● **THE EXERCISE**
Search the material for the word "изменений" and copy each line that holds it.

● **Part of a data file**

----

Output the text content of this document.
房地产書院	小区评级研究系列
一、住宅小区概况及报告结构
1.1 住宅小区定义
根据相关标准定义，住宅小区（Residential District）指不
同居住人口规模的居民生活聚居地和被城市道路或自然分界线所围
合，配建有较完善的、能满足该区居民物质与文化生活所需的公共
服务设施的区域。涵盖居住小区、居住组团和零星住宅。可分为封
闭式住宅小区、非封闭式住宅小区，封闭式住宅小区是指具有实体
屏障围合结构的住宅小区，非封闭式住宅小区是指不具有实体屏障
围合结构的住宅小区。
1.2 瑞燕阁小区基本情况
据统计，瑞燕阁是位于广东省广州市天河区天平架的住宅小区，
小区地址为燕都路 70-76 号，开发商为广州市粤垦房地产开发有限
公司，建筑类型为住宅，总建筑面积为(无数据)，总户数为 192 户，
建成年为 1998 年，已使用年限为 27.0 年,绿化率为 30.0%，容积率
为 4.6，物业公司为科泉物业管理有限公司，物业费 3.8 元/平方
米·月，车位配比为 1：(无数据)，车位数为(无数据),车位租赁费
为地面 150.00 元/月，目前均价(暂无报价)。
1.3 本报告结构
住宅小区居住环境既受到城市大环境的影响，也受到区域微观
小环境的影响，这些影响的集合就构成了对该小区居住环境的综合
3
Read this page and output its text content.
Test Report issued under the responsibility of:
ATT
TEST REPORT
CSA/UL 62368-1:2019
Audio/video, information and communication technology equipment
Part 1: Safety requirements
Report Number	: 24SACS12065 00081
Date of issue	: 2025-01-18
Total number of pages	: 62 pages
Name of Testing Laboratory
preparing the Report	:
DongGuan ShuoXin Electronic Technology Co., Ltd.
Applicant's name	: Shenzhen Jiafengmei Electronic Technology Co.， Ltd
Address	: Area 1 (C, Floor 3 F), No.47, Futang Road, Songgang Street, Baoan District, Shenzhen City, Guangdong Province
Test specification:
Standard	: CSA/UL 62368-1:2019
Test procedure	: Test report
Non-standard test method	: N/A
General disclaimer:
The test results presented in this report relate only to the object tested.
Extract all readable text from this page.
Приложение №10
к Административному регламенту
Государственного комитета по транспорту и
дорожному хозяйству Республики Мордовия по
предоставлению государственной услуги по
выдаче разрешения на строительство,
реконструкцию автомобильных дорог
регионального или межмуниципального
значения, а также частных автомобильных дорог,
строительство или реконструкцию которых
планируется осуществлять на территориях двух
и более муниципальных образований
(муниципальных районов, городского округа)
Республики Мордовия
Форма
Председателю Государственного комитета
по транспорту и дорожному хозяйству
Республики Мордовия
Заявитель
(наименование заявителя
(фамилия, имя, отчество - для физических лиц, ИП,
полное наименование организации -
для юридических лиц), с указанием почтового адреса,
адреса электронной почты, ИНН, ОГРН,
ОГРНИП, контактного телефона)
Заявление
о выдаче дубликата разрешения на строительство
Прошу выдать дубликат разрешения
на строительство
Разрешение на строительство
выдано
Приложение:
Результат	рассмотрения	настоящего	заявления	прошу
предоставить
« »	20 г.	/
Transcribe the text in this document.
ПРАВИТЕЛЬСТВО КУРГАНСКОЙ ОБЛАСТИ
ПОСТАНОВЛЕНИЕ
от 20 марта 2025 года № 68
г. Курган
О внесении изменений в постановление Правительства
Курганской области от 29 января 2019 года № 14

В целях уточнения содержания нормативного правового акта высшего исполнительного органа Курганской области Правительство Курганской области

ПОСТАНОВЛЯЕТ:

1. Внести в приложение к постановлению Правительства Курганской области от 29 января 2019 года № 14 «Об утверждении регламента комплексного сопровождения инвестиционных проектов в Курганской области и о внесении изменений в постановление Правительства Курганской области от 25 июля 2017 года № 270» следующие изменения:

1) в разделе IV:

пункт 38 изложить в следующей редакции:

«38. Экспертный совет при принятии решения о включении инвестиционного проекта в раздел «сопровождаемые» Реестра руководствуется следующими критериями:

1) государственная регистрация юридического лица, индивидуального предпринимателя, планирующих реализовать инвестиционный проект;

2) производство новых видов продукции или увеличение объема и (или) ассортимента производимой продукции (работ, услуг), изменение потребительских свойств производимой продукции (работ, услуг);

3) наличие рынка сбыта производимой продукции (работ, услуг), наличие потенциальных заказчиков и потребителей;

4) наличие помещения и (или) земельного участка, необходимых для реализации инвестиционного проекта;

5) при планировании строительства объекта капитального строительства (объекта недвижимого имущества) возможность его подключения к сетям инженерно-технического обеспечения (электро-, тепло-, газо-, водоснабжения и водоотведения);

----

● **SOLUTION FOR THIS PROBLEM**
О внесении изменений в постановление Правительства
1. Внести в приложение к постановлению Правительства Курганской области от 29 января 2019 года № 14 «Об утверждении регламента комплексного сопровождения инвестиционных проектов в Курганской области и о внесении изменений в постановление Правительства Курганской области от 25 июля 2017 года № 270» следующие изменения:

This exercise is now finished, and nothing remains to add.